> _INSTRUCTION A_: From the passage on Yangtze River water quality, list every source of river nutrients it names.

Nutrients in a river mainly come from various sources including domestic sewage, industrial wastewater, livestock and poultry breeding excretion, aquaculture byproduct, groundwater, surface runoff, and atmospheric inputs. Compared to the lake, the issue of water quality in flowing waters is more intricate, although the flowing waters can transport pollutants to the downstream and a large number of interacting processes involving several biotic and physical factors restrict the development of nutrient enrichment on algal growth (Hilton et al. 2006).
Yangtze River as the longest river in Asia is the most important river in China. In the past several years, many studies concerned about the effect of the Three Gorges Dam on the water quality downstream and assessing the water quality of the Three Gorges reservoir have been carried out (Liu et al. 2010; Duan et al. 2008; Müller et al. 2008; Cao et al. 2011). Besides directly taking the Three Gorges reservoir as the object, the studies about the Yangtze estuary under the conditions of the impounding of the Three Gorges Dam are also another hot topic (Zhang et al. 2007; Chai et al. 2009; Zhou et al. 2009; Zhu et al. 2009). There is some work about the total valley or the confluent (Yuan et al. 2006; Tang and Liu 2006; Li et al. 2009). In summary, those studies of nutrient about some section in the main stem of the Yangtze River are less.
Gezhouba Dam is the first dam in Yangtze River, and then the study about the impact of Gezhouba Dam on water quality is very lacking. Gezhouba Dam is concerned more on account of the spawning sites for Chinese sturgeon in the downstream (Yang et al. 2008; Wang and Xia 2009). In 2008, a water quality investigation, as a part of a project of the breeding population and scale of Chinese sturgeon in Yichang section, was carried out. The investigation was performed with high-frequency and density monitoring in the downstream relatively near the dam, and made up for the lack of study taking the main stem of Yangtze River as the object and monitoring in high frequency. The data from the investigation will help better to understand the relation of the regulation of the dam and the water quality downstream. The aim in this paper is to: (1) access the water quality; (2) analyze the spatiotemporal distributions of water quality especially for N and P using some statistical technique; and (3) identify the relations between the distributions and water level/water quantity, and then discuss the effect of the reservoir on the water quality in the downstream relatively near the dam.
2 Materials and methods
2.1 The study area
Because Chinese sturgeon migration paths were obstructed by Gezhouba Dam, rendering these fish unable to return to their original spawning sites, Chinese sturgeon species’ spawning grounds shrank to a length of 30 km downstream of the Gezhouba Dam, which is set up to the core zone of the Chinese sturgeon conservation district. The whole conservation district is more than 75 km long which is from the Gezhouba Dam to Zhijiang city. The river section from 30 to 75 km is set up to the buffer zone. In this investigation, there were nine sampling sites (S1–S9) in the core zone and three sites (S10–S12) in the buffer zone (Fig. 1).

> _RECORDS FOR THIS TASK_:
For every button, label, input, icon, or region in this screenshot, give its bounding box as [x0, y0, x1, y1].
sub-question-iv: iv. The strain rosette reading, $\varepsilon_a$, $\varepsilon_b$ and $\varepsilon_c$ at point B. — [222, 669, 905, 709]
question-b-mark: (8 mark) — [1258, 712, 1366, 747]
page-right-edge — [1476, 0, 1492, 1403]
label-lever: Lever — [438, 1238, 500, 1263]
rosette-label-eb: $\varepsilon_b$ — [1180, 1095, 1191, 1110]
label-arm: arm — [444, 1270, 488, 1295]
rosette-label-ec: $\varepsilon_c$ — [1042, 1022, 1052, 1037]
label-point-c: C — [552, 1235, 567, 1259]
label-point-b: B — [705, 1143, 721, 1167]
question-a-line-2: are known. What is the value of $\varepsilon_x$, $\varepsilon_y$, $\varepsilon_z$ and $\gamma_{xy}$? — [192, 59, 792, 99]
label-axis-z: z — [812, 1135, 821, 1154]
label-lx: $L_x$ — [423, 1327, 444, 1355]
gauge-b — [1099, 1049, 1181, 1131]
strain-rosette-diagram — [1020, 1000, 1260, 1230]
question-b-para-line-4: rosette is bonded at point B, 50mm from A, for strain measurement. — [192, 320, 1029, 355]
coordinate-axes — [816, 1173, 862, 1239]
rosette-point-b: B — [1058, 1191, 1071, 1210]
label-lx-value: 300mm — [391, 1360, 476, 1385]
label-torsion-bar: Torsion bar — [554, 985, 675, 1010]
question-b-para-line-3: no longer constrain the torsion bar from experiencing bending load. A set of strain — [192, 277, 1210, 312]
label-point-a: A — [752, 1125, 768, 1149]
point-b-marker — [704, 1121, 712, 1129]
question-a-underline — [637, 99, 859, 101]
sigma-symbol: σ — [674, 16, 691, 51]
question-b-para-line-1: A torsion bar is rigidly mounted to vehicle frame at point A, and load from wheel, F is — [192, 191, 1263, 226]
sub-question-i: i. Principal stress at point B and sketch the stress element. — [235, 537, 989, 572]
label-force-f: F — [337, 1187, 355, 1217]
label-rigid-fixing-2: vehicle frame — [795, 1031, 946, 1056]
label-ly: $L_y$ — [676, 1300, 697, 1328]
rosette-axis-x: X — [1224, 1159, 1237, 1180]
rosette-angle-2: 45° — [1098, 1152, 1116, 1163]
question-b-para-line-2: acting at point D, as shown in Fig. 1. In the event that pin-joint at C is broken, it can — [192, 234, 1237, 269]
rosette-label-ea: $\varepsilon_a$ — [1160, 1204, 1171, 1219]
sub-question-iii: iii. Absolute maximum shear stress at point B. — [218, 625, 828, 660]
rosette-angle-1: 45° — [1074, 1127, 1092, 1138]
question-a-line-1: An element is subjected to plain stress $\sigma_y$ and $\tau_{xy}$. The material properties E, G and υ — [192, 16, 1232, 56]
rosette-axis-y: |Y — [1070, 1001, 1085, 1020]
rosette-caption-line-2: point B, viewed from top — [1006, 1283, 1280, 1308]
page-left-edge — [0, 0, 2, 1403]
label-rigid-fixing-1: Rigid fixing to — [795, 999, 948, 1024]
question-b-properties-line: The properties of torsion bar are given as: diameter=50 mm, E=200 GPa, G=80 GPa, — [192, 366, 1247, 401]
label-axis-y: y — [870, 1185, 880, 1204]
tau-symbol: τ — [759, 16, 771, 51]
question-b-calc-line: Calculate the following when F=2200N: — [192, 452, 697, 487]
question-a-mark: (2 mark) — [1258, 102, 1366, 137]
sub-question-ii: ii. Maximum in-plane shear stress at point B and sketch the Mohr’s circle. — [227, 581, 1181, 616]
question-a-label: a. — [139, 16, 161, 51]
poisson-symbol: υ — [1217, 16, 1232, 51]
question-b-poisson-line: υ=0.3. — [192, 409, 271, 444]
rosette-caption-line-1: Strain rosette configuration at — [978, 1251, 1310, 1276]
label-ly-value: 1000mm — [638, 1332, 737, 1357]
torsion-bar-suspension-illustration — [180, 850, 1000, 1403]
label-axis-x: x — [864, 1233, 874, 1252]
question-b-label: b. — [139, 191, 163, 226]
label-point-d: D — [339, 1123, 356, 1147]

> _INSTRUCTION B_: Copy the records word for word, starting at their first line and ending at the line that contains "page-right-edge — [1476, 0, 1492, 1403]", with both of those lines included.

> _FINISHED ANSWER A_:
- domestic sewage
- industrial wastewater
- livestock and poultry breeding excretion
- aquaculture byproduct
- groundwater
- surface runoff
- atmospheric inputs

> _FINISHED ANSWER B_:
For every button, label, input, icon, or region in this screenshot, give its bounding box as [x0, y0, x1, y1].
sub-question-iv: iv. The strain rosette reading, $\varepsilon_a$, $\varepsilon_b$ and $\varepsilon_c$ at point B. — [222, 669, 905, 709]
question-b-mark: (8 mark) — [1258, 712, 1366, 747]
page-right-edge — [1476, 0, 1492, 1403]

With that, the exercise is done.